What the task asks: Copy each line of the listing below exactly.

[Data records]
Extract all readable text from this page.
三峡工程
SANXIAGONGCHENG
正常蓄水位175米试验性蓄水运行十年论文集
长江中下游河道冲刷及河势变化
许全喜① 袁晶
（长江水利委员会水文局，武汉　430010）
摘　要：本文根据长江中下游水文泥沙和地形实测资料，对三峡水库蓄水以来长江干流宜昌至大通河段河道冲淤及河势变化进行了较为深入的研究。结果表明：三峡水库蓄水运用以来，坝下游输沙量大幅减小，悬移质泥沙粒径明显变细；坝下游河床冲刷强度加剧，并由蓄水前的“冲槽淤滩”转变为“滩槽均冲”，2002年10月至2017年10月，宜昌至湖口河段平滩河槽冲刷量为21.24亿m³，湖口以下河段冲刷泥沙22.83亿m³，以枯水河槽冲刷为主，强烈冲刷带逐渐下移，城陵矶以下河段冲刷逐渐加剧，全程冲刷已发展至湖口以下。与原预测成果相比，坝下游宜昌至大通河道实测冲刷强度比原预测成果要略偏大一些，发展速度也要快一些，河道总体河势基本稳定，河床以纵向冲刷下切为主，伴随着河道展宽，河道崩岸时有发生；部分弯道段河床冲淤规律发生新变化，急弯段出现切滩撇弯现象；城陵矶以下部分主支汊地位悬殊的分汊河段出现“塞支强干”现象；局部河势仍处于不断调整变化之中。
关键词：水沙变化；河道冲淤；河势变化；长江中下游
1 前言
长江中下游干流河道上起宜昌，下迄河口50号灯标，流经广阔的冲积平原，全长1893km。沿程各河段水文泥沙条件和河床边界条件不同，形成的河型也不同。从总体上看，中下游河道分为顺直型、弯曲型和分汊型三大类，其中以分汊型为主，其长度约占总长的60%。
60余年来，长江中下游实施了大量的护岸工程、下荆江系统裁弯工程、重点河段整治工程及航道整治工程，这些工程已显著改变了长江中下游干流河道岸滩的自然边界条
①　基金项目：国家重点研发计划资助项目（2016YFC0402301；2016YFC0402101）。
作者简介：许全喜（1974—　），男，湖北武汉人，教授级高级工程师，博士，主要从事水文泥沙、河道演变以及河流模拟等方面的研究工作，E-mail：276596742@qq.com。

Output below:
Extract all readable text from this page.
三峡工程
SANXIAGONGCHENG
正常蓄水位175米试验性蓄水运行十年论文集
长江中下游河道冲刷及河势变化
许全喜① 袁晶
（长江水利委员会水文局，武汉　430010）
摘　要：本文根据长江中下游水文泥沙和地形实测资料，对三峡水库蓄水以来长江干流宜昌至大通河段河道冲淤及河势变化进行了较为深入的研究。结果表明：三峡水库蓄水运用以来，坝下游输沙量大幅减小，悬移质泥沙粒径明显变细；坝下游河床冲刷强度加剧，并由蓄水前的“冲槽淤滩”转变为“滩槽均冲”，2002年10月至2017年10月，宜昌至湖口河段平滩河槽冲刷量为21.24亿m³，湖口以下河段冲刷泥沙22.83亿m³，以枯水河槽冲刷为主，强烈冲刷带逐渐下移，城陵矶以下河段冲刷逐渐加剧，全程冲刷已发展至湖口以下。与原预测成果相比，坝下游宜昌至大通河道实测冲刷强度比原预测成果要略偏大一些，发展速度也要快一些，河道总体河势基本稳定，河床以纵向冲刷下切为主，伴随着河道展宽，河道崩岸时有发生；部分弯道段河床冲淤规律发生新变化，急弯段出现切滩撇弯现象；城陵矶以下部分主支汊地位悬殊的分汊河段出现“塞支强干”现象；局部河势仍处于不断调整变化之中。
关键词：水沙变化；河道冲淤；河势变化；长江中下游
1 前言
长江中下游干流河道上起宜昌，下迄河口50号灯标，流经广阔的冲积平原，全长1893km。沿程各河段水文泥沙条件和河床边界条件不同，形成的河型也不同。从总体上看，中下游河道分为顺直型、弯曲型和分汊型三大类，其中以分汊型为主，其长度约占总长的60%。
60余年来，长江中下游实施了大量的护岸工程、下荆江系统裁弯工程、重点河段整治工程及航道整治工程，这些工程已显著改变了长江中下游干流河道岸滩的自然边界条
①　基金项目：国家重点研发计划资助项目（2016YFC0402301；2016YFC0402101）。
作者简介：许全喜（1974—　），男，湖北武汉人，教授级高级工程师，博士，主要从事水文泥沙、河道演变以及河流模拟等方面的研究工作，E-mail：276596742@qq.com。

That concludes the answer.